**** Listed entries ****

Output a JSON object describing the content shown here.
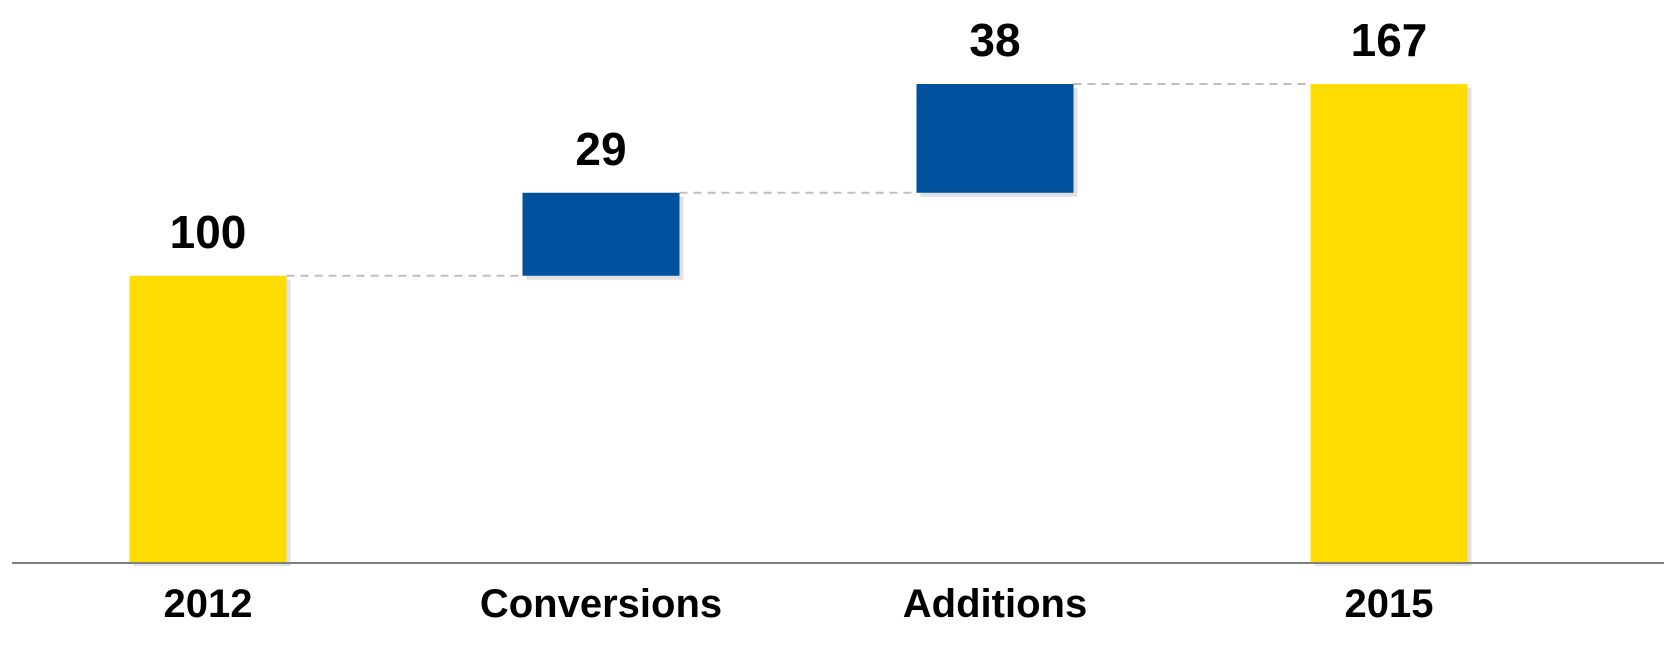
{
  "chart_data": {
    "type": "bar",
    "subtype": "waterfall",
    "categories": [
      "2012",
      "Conversions",
      "Additions",
      "2015"
    ],
    "values": [
      100,
      29,
      38,
      167
    ],
    "kinds": [
      "total",
      "increase",
      "increase",
      "total"
    ],
    "data_labels": [
      "100",
      "29",
      "38",
      "167"
    ],
    "title": "",
    "xlabel": "",
    "ylabel": "",
    "ylim": [
      0,
      200
    ],
    "grid": false,
    "legend": "none",
    "connector_lines": true,
    "colors": {
      "total": "#FFDD00",
      "increase": "#00529F",
      "axis": "#808080",
      "connector": "#BFBFBF",
      "shadow": "#C8C8C8"
    }
  }
}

****

**Exercise task:**
Without the pictures, extract every entry verbatim.

**Output below:**
Output a JSON object describing the content shown here.
{
  "chart_data": {
    "type": "bar",
    "subtype": "waterfall",
    "categories": [
      "2012",
      "Conversions",
      "Additions",
      "2015"
    ],
    "values": [
      100,
      29,
      38,
      167
    ],
    "kinds": [
      "total",
      "increase",
      "increase",
      "total"
    ],
    "data_labels": [
      "100",
      "29",
      "38",
      "167"
    ],
    "title": "",
    "xlabel": "",
    "ylabel": "",
    "ylim": [
      0,
      200
    ],
    "grid": false,
    "legend": "none",
    "connector_lines": true,
    "colors": {
      "total": "#FFDD00",
      "increase": "#00529F",
      "axis": "#808080",
      "connector": "#BFBFBF",
      "shadow": "#C8C8C8"
    }
  }
}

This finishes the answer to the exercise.